PG Vorspessart
Unser Vikar Tomy Cherukara gehört der syro-malabarischen Kirche in Kerala/ Indien an. Wie in seiner Heimat die Kar- und Ostertage begangen werden, berichtet er unseren Lesern.

Die Fastenzeit fängt bereits am Montag der ersten Fastenwoche an, man könnte ihn „Aschermontag“ nennen, denn die Symbolik ist dieselbe wie hierzulande am Aschermittwoch.  Aus der Asche alter Kokospalmzweige des Vorjahres wird den Gläubigen als Zeichen der Umkehr ein Kreuz auf die Stirn gezeichnet. In der 50-tägigen Fastenzeit haben wir jeden Tag in jeder Pfarrei Gottesdienst. In der Fastenzeit kommen viele Kinder mit ihren Eltern zum Gottesdienst in die Kirche.

Alle Christen sind eingeladen, viertägige Exerzitien zu besuchen, die in einer der sechs Fastenwochen in den Pfarrgemeinden angeboten werden: In Predigten, Gottesdiensten, Gebeten und Katechesen bereiten sie sich geistlich auf das Osterfest vor. Am Vormittag kommen die Frauen, abends nach der Arbeit die Männer. In der Karwoche kommen die Gläubigen in die Kirche zum Beichten.

Palmsonntag

Am Vorabend des Palmsonntags tragen die Leute Zweige von Kokospalmen in die Kirche. Am Palmsonntag beginnt der Gottesdienst mit der Palmweihe an einem besonderen Gebäude im Dorf, z. B. der Schule. Danach findet eine Prozession statt und anschließend feiert man gemeinsam den Gottesdienst. Die Christen nehmen die Palmwedel mit nach Hause. Dort, so glaubt man, bringen sie Segen für Haus, Garten und Feld.

Gründonnerstag

Am Gründonnerstag haben wir um 9:00 Uhr vormittags in allen Pfarreien Gottesdienst mit Fußwaschung; nach dem Gottesdienst Anbetung bis zum Abend. Verschiedene Gruppen, z.B. Männerkreis, Frauenbund, Pfarrgemeinderat, Ministranten leiten die verschiedenen Anbetungsstunden.

Abends haben wir eine besondere traditionelle Zeremonie zu Hause. Die ganze Familie kommt zusammen, betet und liest in der Bibel die passenden Stellen: im Alten Testament aus dem Buch Exodus, im Neuen Testament z.B. die Stelle vom Abendmahl Jesu. Jede Familie bereitet ein besonderes Brot vor: KURISAPPAM. Es dürfen alle essen, die zuvor bei der Beichte waren.

§ AUFGABENSTELLUNG
Beantworte anhand des Textes über die Kar- und Ostertage in Kerala diese Fragen:
1. Woraus stammt die Asche, mit der den Gläubigen zu Beginn der Fastenzeit ein Kreuz auf die Stirn gezeichnet wird?
2. Wo beginnt der Gottesdienst am Palmsonntag mit der Palmweihe?
3. Wer darf von dem Brot KURISAPPAM essen?

§ AUSZÜGE DER EINTRÄGE
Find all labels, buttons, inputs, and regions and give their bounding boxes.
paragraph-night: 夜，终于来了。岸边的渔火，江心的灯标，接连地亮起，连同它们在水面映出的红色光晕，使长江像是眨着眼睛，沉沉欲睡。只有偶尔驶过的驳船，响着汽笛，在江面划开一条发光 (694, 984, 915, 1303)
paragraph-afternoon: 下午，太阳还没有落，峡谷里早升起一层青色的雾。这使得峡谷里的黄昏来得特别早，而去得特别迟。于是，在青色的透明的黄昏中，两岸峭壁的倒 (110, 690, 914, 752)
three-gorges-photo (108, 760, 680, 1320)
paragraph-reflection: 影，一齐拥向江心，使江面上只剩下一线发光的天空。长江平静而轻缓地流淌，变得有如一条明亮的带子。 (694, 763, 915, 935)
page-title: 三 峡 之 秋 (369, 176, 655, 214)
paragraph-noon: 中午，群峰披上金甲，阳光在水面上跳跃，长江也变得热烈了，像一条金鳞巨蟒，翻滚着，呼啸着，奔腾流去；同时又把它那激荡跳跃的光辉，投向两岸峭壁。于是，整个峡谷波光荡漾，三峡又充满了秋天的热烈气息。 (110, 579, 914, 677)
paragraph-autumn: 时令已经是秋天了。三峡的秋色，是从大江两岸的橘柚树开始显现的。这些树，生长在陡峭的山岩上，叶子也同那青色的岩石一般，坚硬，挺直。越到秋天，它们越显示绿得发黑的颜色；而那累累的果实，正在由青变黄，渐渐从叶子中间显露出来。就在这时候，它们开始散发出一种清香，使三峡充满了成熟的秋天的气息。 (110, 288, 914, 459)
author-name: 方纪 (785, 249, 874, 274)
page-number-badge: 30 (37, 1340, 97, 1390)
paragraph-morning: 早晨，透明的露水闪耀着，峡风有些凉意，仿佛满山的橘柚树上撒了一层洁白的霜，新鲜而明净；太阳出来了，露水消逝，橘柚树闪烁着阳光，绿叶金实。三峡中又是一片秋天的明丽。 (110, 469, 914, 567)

§ ERWARTETE ANTWORT
1. Aus der Asche alter Kokospalmzweige des Vorjahres.
2. An einem besonderen Gebäude im Dorf, z. B. der Schule.
3. Alle, die zuvor bei der Beichte waren.